[Saved entries]

• • • •

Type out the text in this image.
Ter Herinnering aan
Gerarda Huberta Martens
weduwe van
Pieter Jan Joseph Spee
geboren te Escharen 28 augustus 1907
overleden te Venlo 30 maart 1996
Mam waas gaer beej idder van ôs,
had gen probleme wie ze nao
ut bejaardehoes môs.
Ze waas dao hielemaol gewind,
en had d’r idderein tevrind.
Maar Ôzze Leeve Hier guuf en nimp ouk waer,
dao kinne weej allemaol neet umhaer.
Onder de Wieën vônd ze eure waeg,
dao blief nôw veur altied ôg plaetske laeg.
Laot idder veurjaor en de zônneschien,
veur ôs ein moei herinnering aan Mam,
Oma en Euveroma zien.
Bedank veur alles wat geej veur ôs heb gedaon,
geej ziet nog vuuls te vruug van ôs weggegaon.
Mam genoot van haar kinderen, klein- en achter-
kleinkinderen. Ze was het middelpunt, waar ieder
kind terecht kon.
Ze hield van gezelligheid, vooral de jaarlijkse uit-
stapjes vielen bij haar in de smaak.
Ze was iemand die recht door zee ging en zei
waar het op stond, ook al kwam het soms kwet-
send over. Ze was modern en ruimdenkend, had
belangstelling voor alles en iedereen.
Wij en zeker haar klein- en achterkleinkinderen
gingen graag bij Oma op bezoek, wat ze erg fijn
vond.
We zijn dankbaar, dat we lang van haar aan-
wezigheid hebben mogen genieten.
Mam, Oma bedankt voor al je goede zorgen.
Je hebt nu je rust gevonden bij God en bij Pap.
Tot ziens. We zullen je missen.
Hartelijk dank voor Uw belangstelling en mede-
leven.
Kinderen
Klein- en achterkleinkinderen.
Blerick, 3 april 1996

• • • •

◆ Required task
Return every record above exactly as it appears.

◆ Complete response
Type out the text in this image.
Ter Herinnering aan
Gerarda Huberta Martens
weduwe van
Pieter Jan Joseph Spee
geboren te Escharen 28 augustus 1907
overleden te Venlo 30 maart 1996
Mam waas gaer beej idder van ôs,
had gen probleme wie ze nao
ut bejaardehoes môs.
Ze waas dao hielemaol gewind,
en had d’r idderein tevrind.
Maar Ôzze Leeve Hier guuf en nimp ouk waer,
dao kinne weej allemaol neet umhaer.
Onder de Wieën vônd ze eure waeg,
dao blief nôw veur altied ôg plaetske laeg.
Laot idder veurjaor en de zônneschien,
veur ôs ein moei herinnering aan Mam,
Oma en Euveroma zien.
Bedank veur alles wat geej veur ôs heb gedaon,
geej ziet nog vuuls te vruug van ôs weggegaon.
Mam genoot van haar kinderen, klein- en achter-
kleinkinderen. Ze was het middelpunt, waar ieder
kind terecht kon.
Ze hield van gezelligheid, vooral de jaarlijkse uit-
stapjes vielen bij haar in de smaak.
Ze was iemand die recht door zee ging en zei
waar het op stond, ook al kwam het soms kwet-
send over. Ze was modern en ruimdenkend, had
belangstelling voor alles en iedereen.
Wij en zeker haar klein- en achterkleinkinderen
gingen graag bij Oma op bezoek, wat ze erg fijn
vond.
We zijn dankbaar, dat we lang van haar aan-
wezigheid hebben mogen genieten.
Mam, Oma bedankt voor al je goede zorgen.
Je hebt nu je rust gevonden bij God en bij Pap.
Tot ziens. We zullen je missen.
Hartelijk dank voor Uw belangstelling en mede-
leven.
Kinderen
Klein- en achterkleinkinderen.
Blerick, 3 april 1996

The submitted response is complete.